■ **Exercise brief**
Please extract every line of the material below word for word, leaving the pictures out of your answer.

▬▬▬▬▬▬▬▬▬▬

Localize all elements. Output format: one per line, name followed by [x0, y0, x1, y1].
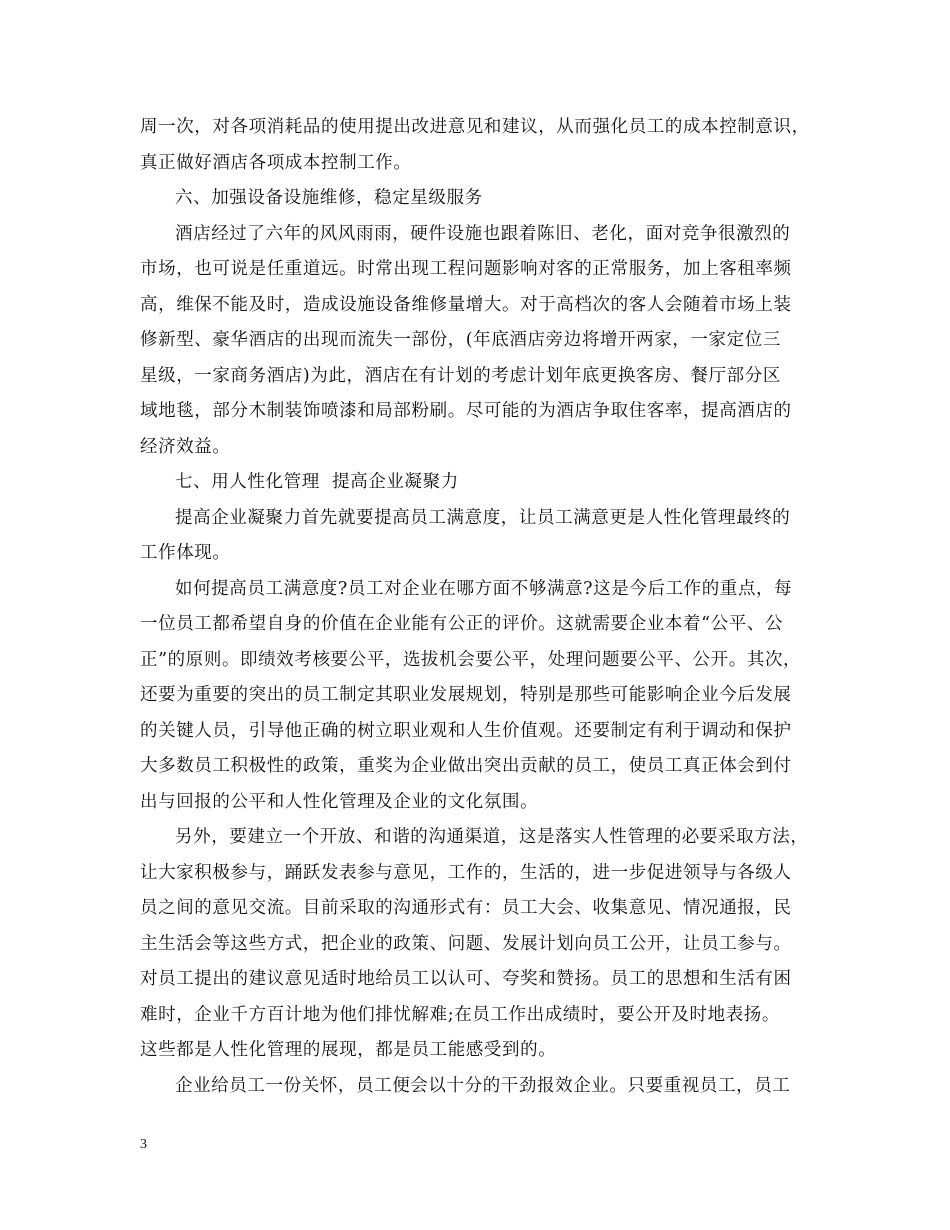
paragraph-line: 修新型、豪华酒店的出现而流失一部份，(年底酒店旁边将增开两家，一家定位三 [140, 330, 781, 350]
paragraph-line: 让大家积极参与，踊跃发表参与意见，工作的，生活的，进一步促进领导与各级人 [140, 862, 792, 883]
paragraph-line: 对员工提出的建议意见适时地给员工以认可、夸奖和赞扬。员工的思想和生活有困 [140, 969, 792, 989]
paragraph-line: 主生活会等这些方式，把企业的政策、问题、发展计划向员工公开，让员工参与。 [140, 933, 792, 954]
paragraph-line: 如何提高员工满意度?员工对企业在哪方面不够满意?这是今后工作的重点，每 [175, 578, 793, 599]
paragraph-line: 周一次，对各项消耗品的使用提出改进意见和建议，从而强化员工的成本控制意识， [140, 117, 810, 137]
paragraph-line: 真正做好酒店各项成本控制工作。 [140, 152, 412, 173]
section-heading: 七、用人性化管理 提高企业凝聚力 [175, 472, 459, 492]
paragraph-line: 高，维保不能及时，造成设施设备维修量增大。对于高档次的客人会随着市场上装 [140, 294, 792, 315]
paragraph-line: 出与回报的公平和人性化管理及企业的文化氛围。 [140, 791, 539, 812]
paragraph-line: 酒店经过了六年的风风雨雨，硬件设施也跟着陈旧、老化，面对竞争很激烈的 [175, 223, 791, 244]
paragraph-line: 企业给员工一份关怀，员工便会以十分的干劲报效企业。只要重视员工，员工 [175, 1075, 791, 1096]
paragraph-line: 另外，要建立一个开放、和谐的沟通渠道，这是落实人性管理的必要采取方法， [175, 827, 809, 847]
paragraph-line: 难时，企业千方百计地为他们排忧解难;在员工作出成绩时，要公开及时地表扬。 [140, 1004, 780, 1025]
paragraph-line: 工作体现。 [140, 543, 231, 563]
paragraph-line: 正”的原则。即绩效考核要公平，选拔机会要公平，处理问题要公平、公开。其次， [140, 649, 802, 670]
paragraph-line: 经济效益。 [140, 436, 231, 457]
paragraph-line: 的关键人员，引导他正确的树立职业观和人生价值观。还要制定有利于调动和保护 [140, 720, 792, 741]
paragraph-line: 星级，一家商务酒店)为此，酒店在有计划的考虑计划年底更换客房、餐厅部分区 [140, 365, 781, 386]
paragraph-line: 员之间的意见交流。目前采取的沟通形式有：员工大会、收集意见、情况通报，民 [140, 898, 792, 918]
paragraph-line: 一位员工都希望自身的价值在企业能有公正的评价。这就需要企业本着“公平、公 [140, 614, 784, 634]
paragraph-line: 还要为重要的突出的员工制定其职业发展规划，特别是那些可能影响企业今后发展 [140, 685, 792, 705]
paragraph-line: 这些都是人性化管理的展现，都是员工能感受到的。 [140, 1040, 557, 1060]
paragraph-line: 大多数员工积极性的政策，重奖为企业做出突出贡献的员工，使员工真正体会到付 [140, 756, 792, 776]
page-number: 3 [140, 1137, 147, 1152]
paragraph-line: 域地毯，部分木制装饰喷漆和局部粉刷。尽可能的为酒店争取住客率，提高酒店的 [140, 401, 792, 421]
section-heading: 六、加强设备设施维修，稳定星级服务 [175, 188, 483, 208]
paragraph-line: 市场，也可说是任重道远。时常出现工程问题影响对客的正常服务，加上客租率频 [140, 259, 792, 279]
paragraph-line: 提高企业凝聚力首先就要提高员工满意度，让员工满意更是人性化管理最终的 [175, 507, 791, 528]
document-body [140, 110, 830, 1104]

▬▬▬▬▬▬▬▬▬▬

■ **Problem solution**
Localize all elements. Output format: one per line, name followed by [x0, y0, x1, y1].
paragraph-line: 修新型、豪华酒店的出现而流失一部份，(年底酒店旁边将增开两家，一家定位三 [140, 330, 781, 350]
paragraph-line: 让大家积极参与，踊跃发表参与意见，工作的，生活的，进一步促进领导与各级人 [140, 862, 792, 883]
paragraph-line: 对员工提出的建议意见适时地给员工以认可、夸奖和赞扬。员工的思想和生活有困 [140, 969, 792, 989]
paragraph-line: 主生活会等这些方式，把企业的政策、问题、发展计划向员工公开，让员工参与。 [140, 933, 792, 954]
paragraph-line: 如何提高员工满意度?员工对企业在哪方面不够满意?这是今后工作的重点，每 [175, 578, 793, 599]
paragraph-line: 周一次，对各项消耗品的使用提出改进意见和建议，从而强化员工的成本控制意识， [140, 117, 810, 137]
paragraph-line: 真正做好酒店各项成本控制工作。 [140, 152, 412, 173]
section-heading: 七、用人性化管理 提高企业凝聚力 [175, 472, 459, 492]
paragraph-line: 高，维保不能及时，造成设施设备维修量增大。对于高档次的客人会随着市场上装 [140, 294, 792, 315]
paragraph-line: 出与回报的公平和人性化管理及企业的文化氛围。 [140, 791, 539, 812]
paragraph-line: 酒店经过了六年的风风雨雨，硬件设施也跟着陈旧、老化，面对竞争很激烈的 [175, 223, 791, 244]
paragraph-line: 企业给员工一份关怀，员工便会以十分的干劲报效企业。只要重视员工，员工 [175, 1075, 791, 1096]
paragraph-line: 另外，要建立一个开放、和谐的沟通渠道，这是落实人性管理的必要采取方法， [175, 827, 809, 847]
paragraph-line: 难时，企业千方百计地为他们排忧解难;在员工作出成绩时，要公开及时地表扬。 [140, 1004, 780, 1025]
paragraph-line: 工作体现。 [140, 543, 231, 563]
paragraph-line: 正”的原则。即绩效考核要公平，选拔机会要公平，处理问题要公平、公开。其次， [140, 649, 802, 670]
paragraph-line: 经济效益。 [140, 436, 231, 457]
paragraph-line: 的关键人员，引导他正确的树立职业观和人生价值观。还要制定有利于调动和保护 [140, 720, 792, 741]
paragraph-line: 星级，一家商务酒店)为此，酒店在有计划的考虑计划年底更换客房、餐厅部分区 [140, 365, 781, 386]
paragraph-line: 员之间的意见交流。目前采取的沟通形式有：员工大会、收集意见、情况通报，民 [140, 898, 792, 918]
paragraph-line: 一位员工都希望自身的价值在企业能有公正的评价。这就需要企业本着“公平、公 [140, 614, 784, 634]
paragraph-line: 还要为重要的突出的员工制定其职业发展规划，特别是那些可能影响企业今后发展 [140, 685, 792, 705]
paragraph-line: 这些都是人性化管理的展现，都是员工能感受到的。 [140, 1040, 557, 1060]
paragraph-line: 大多数员工积极性的政策，重奖为企业做出突出贡献的员工，使员工真正体会到付 [140, 756, 792, 776]
page-number: 3 [140, 1137, 147, 1152]
paragraph-line: 域地毯，部分木制装饰喷漆和局部粉刷。尽可能的为酒店争取住客率，提高酒店的 [140, 401, 792, 421]
section-heading: 六、加强设备设施维修，稳定星级服务 [175, 188, 483, 208]
paragraph-line: 市场，也可说是任重道远。时常出现工程问题影响对客的正常服务，加上客租率频 [140, 259, 792, 279]
paragraph-line: 提高企业凝聚力首先就要提高员工满意度，让员工满意更是人性化管理最终的 [175, 507, 791, 528]
document-body [140, 110, 830, 1104]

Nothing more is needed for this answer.